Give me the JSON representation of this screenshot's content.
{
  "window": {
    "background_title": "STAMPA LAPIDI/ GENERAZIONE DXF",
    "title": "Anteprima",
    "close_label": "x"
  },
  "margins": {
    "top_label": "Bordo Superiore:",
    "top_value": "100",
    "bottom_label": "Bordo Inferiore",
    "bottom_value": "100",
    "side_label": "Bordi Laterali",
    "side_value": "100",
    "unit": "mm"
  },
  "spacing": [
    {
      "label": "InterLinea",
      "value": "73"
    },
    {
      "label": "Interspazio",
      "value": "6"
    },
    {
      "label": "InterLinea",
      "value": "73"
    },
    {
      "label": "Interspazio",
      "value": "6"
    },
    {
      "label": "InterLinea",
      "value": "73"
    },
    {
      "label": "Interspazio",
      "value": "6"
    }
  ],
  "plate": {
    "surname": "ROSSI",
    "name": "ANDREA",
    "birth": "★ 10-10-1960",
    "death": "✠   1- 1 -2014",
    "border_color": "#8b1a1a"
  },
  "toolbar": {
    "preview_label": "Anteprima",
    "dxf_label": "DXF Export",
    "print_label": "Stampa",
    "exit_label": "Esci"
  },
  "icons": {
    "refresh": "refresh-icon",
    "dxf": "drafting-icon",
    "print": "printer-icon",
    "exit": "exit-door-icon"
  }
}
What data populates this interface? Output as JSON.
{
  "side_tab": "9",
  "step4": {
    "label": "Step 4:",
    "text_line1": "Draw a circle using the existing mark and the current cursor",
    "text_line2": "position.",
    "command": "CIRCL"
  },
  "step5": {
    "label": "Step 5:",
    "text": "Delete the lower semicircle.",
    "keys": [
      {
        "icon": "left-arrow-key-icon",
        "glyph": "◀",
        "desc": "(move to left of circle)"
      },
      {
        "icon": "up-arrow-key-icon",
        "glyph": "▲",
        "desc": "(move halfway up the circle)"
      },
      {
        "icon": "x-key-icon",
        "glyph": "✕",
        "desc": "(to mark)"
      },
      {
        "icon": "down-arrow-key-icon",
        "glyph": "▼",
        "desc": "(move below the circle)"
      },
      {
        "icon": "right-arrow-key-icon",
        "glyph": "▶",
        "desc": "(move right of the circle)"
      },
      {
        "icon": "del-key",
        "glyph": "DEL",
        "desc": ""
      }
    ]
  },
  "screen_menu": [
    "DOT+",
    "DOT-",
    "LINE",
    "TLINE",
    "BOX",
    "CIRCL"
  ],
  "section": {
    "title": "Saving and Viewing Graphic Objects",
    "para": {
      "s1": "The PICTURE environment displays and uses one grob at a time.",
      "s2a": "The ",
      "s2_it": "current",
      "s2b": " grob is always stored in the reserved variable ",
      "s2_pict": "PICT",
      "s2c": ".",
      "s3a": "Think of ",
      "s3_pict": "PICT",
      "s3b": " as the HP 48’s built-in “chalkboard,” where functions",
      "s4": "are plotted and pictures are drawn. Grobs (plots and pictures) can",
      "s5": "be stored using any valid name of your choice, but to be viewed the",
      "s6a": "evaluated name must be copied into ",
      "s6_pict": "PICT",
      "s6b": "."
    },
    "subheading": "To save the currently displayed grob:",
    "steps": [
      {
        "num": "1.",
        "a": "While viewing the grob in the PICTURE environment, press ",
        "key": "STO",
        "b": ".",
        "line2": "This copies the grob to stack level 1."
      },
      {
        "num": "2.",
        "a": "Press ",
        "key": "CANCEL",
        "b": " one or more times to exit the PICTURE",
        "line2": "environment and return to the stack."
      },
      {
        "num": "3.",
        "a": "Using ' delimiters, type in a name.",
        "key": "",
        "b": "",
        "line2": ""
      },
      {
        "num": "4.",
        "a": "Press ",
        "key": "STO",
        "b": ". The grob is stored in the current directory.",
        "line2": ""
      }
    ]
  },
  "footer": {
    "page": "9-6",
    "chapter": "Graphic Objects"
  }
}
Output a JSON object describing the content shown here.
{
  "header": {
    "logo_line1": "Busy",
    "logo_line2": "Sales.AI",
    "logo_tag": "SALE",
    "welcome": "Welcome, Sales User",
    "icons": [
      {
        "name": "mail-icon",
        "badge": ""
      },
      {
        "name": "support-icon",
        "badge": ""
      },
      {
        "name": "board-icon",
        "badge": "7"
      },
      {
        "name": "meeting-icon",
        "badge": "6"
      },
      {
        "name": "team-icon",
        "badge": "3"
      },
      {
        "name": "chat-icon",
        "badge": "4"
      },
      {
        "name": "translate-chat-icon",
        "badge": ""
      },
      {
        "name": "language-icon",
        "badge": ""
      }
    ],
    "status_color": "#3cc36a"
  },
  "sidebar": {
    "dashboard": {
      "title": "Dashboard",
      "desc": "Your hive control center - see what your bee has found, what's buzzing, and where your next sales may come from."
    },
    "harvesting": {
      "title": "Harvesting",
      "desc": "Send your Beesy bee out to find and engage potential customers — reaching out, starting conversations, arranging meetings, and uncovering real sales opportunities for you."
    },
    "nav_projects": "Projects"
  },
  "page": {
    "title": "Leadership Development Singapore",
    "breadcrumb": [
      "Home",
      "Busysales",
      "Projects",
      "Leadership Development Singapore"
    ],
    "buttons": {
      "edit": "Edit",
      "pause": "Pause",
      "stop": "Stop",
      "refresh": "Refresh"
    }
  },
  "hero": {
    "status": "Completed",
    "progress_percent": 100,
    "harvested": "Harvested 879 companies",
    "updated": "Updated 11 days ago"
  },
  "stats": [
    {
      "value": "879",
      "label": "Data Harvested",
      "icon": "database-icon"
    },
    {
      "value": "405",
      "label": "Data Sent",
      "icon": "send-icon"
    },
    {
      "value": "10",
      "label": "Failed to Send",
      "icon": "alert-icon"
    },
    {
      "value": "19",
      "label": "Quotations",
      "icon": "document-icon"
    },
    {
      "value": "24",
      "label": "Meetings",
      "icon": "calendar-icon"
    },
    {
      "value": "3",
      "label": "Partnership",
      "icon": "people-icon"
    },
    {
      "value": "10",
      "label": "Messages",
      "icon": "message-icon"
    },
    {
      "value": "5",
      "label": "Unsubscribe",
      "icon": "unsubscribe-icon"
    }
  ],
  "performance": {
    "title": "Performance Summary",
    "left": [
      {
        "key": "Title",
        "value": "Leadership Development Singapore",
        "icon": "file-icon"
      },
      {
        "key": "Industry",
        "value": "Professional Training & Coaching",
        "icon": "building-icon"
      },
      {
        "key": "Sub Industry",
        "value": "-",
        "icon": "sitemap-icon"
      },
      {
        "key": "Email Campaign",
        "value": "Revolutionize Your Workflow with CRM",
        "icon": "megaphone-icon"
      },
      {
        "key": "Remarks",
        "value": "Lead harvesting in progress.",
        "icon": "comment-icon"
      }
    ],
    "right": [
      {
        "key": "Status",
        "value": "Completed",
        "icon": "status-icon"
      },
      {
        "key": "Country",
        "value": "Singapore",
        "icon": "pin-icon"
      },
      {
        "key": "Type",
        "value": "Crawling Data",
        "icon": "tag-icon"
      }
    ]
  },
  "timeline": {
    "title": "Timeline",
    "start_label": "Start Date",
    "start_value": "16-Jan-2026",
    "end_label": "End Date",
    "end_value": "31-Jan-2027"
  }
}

========

→ Request
Please output the entire listing exactly as it stands.

→ Finished exercise
Give me the JSON representation of this screenshot's content.
{
  "window": {
    "background_title": "STAMPA LAPIDI/ GENERAZIONE DXF",
    "title": "Anteprima",
    "close_label": "x"
  },
  "margins": {
    "top_label": "Bordo Superiore:",
    "top_value": "100",
    "bottom_label": "Bordo Inferiore",
    "bottom_value": "100",
    "side_label": "Bordi Laterali",
    "side_value": "100",
    "unit": "mm"
  },
  "spacing": [
    {
      "label": "InterLinea",
      "value": "73"
    },
    {
      "label": "Interspazio",
      "value": "6"
    },
    {
      "label": "InterLinea",
      "value": "73"
    },
    {
      "label": "Interspazio",
      "value": "6"
    },
    {
      "label": "InterLinea",
      "value": "73"
    },
    {
      "label": "Interspazio",
      "value": "6"
    }
  ],
  "plate": {
    "surname": "ROSSI",
    "name": "ANDREA",
    "birth": "★ 10-10-1960",
    "death": "✠   1- 1 -2014",
    "border_color": "#8b1a1a"
  },
  "toolbar": {
    "preview_label": "Anteprima",
    "dxf_label": "DXF Export",
    "print_label": "Stampa",
    "exit_label": "Esci"
  },
  "icons": {
    "refresh": "refresh-icon",
    "dxf": "drafting-icon",
    "print": "printer-icon",
    "exit": "exit-door-icon"
  }
}
What data populates this interface? Output as JSON.
{
  "side_tab": "9",
  "step4": {
    "label": "Step 4:",
    "text_line1": "Draw a circle using the existing mark and the current cursor",
    "text_line2": "position.",
    "command": "CIRCL"
  },
  "step5": {
    "label": "Step 5:",
    "text": "Delete the lower semicircle.",
    "keys": [
      {
        "icon": "left-arrow-key-icon",
        "glyph": "◀",
        "desc": "(move to left of circle)"
      },
      {
        "icon": "up-arrow-key-icon",
        "glyph": "▲",
        "desc": "(move halfway up the circle)"
      },
      {
        "icon": "x-key-icon",
        "glyph": "✕",
        "desc": "(to mark)"
      },
      {
        "icon": "down-arrow-key-icon",
        "glyph": "▼",
        "desc": "(move below the circle)"
      },
      {
        "icon": "right-arrow-key-icon",
        "glyph": "▶",
        "desc": "(move right of the circle)"
      },
      {
        "icon": "del-key",
        "glyph": "DEL",
        "desc": ""
      }
    ]
  },
  "screen_menu": [
    "DOT+",
    "DOT-",
    "LINE",
    "TLINE",
    "BOX",
    "CIRCL"
  ],
  "section": {
    "title": "Saving and Viewing Graphic Objects",
    "para": {
      "s1": "The PICTURE environment displays and uses one grob at a time.",
      "s2a": "The ",
      "s2_it": "current",
      "s2b": " grob is always stored in the reserved variable ",
      "s2_pict": "PICT",
      "s2c": ".",
      "s3a": "Think of ",
      "s3_pict": "PICT",
      "s3b": " as the HP 48’s built-in “chalkboard,” where functions",
      "s4": "are plotted and pictures are drawn. Grobs (plots and pictures) can",
      "s5": "be stored using any valid name of your choice, but to be viewed the",
      "s6a": "evaluated name must be copied into ",
      "s6_pict": "PICT",
      "s6b": "."
    },
    "subheading": "To save the currently displayed grob:",
    "steps": [
      {
        "num": "1.",
        "a": "While viewing the grob in the PICTURE environment, press ",
        "key": "STO",
        "b": ".",
        "line2": "This copies the grob to stack level 1."
      },
      {
        "num": "2.",
        "a": "Press ",
        "key": "CANCEL",
        "b": " one or more times to exit the PICTURE",
        "line2": "environment and return to the stack."
      },
      {
        "num": "3.",
        "a": "Using ' delimiters, type in a name.",
        "key": "",
        "b": "",
        "line2": ""
      },
      {
        "num": "4.",
        "a": "Press ",
        "key": "STO",
        "b": ". The grob is stored in the current directory.",
        "line2": ""
      }
    ]
  },
  "footer": {
    "page": "9-6",
    "chapter": "Graphic Objects"
  }
}
Output a JSON object describing the content shown here.
{
  "header": {
    "logo_line1": "Busy",
    "logo_line2": "Sales.AI",
    "logo_tag": "SALE",
    "welcome": "Welcome, Sales User",
    "icons": [
      {
        "name": "mail-icon",
        "badge": ""
      },
      {
        "name": "support-icon",
        "badge": ""
      },
      {
        "name": "board-icon",
        "badge": "7"
      },
      {
        "name": "meeting-icon",
        "badge": "6"
      },
      {
        "name": "team-icon",
        "badge": "3"
      },
      {
        "name": "chat-icon",
        "badge": "4"
      },
      {
        "name": "translate-chat-icon",
        "badge": ""
      },
      {
        "name": "language-icon",
        "badge": ""
      }
    ],
    "status_color": "#3cc36a"
  },
  "sidebar": {
    "dashboard": {
      "title": "Dashboard",
      "desc": "Your hive control center - see what your bee has found, what's buzzing, and where your next sales may come from."
    },
    "harvesting": {
      "title": "Harvesting",
      "desc": "Send your Beesy bee out to find and engage potential customers — reaching out, starting conversations, arranging meetings, and uncovering real sales opportunities for you."
    },
    "nav_projects": "Projects"
  },
  "page": {
    "title": "Leadership Development Singapore",
    "breadcrumb": [
      "Home",
      "Busysales",
      "Projects",
      "Leadership Development Singapore"
    ],
    "buttons": {
      "edit": "Edit",
      "pause": "Pause",
      "stop": "Stop",
      "refresh": "Refresh"
    }
  },
  "hero": {
    "status": "Completed",
    "progress_percent": 100,
    "harvested": "Harvested 879 companies",
    "updated": "Updated 11 days ago"
  },
  "stats": [
    {
      "value": "879",
      "label": "Data Harvested",
      "icon": "database-icon"
    },
    {
      "value": "405",
      "label": "Data Sent",
      "icon": "send-icon"
    },
    {
      "value": "10",
      "label": "Failed to Send",
      "icon": "alert-icon"
    },
    {
      "value": "19",
      "label": "Quotations",
      "icon": "document-icon"
    },
    {
      "value": "24",
      "label": "Meetings",
      "icon": "calendar-icon"
    },
    {
      "value": "3",
      "label": "Partnership",
      "icon": "people-icon"
    },
    {
      "value": "10",
      "label": "Messages",
      "icon": "message-icon"
    },
    {
      "value": "5",
      "label": "Unsubscribe",
      "icon": "unsubscribe-icon"
    }
  ],
  "performance": {
    "title": "Performance Summary",
    "left": [
      {
        "key": "Title",
        "value": "Leadership Development Singapore",
        "icon": "file-icon"
      },
      {
        "key": "Industry",
        "value": "Professional Training & Coaching",
        "icon": "building-icon"
      },
      {
        "key": "Sub Industry",
        "value": "-",
        "icon": "sitemap-icon"
      },
      {
        "key": "Email Campaign",
        "value": "Revolutionize Your Workflow with CRM",
        "icon": "megaphone-icon"
      },
      {
        "key": "Remarks",
        "value": "Lead harvesting in progress.",
        "icon": "comment-icon"
      }
    ],
    "right": [
      {
        "key": "Status",
        "value": "Completed",
        "icon": "status-icon"
      },
      {
        "key": "Country",
        "value": "Singapore",
        "icon": "pin-icon"
      },
      {
        "key": "Type",
        "value": "Crawling Data",
        "icon": "tag-icon"
      }
    ]
  },
  "timeline": {
    "title": "Timeline",
    "start_label": "Start Date",
    "start_value": "16-Jan-2026",
    "end_label": "End Date",
    "end_value": "31-Jan-2027"
  }
}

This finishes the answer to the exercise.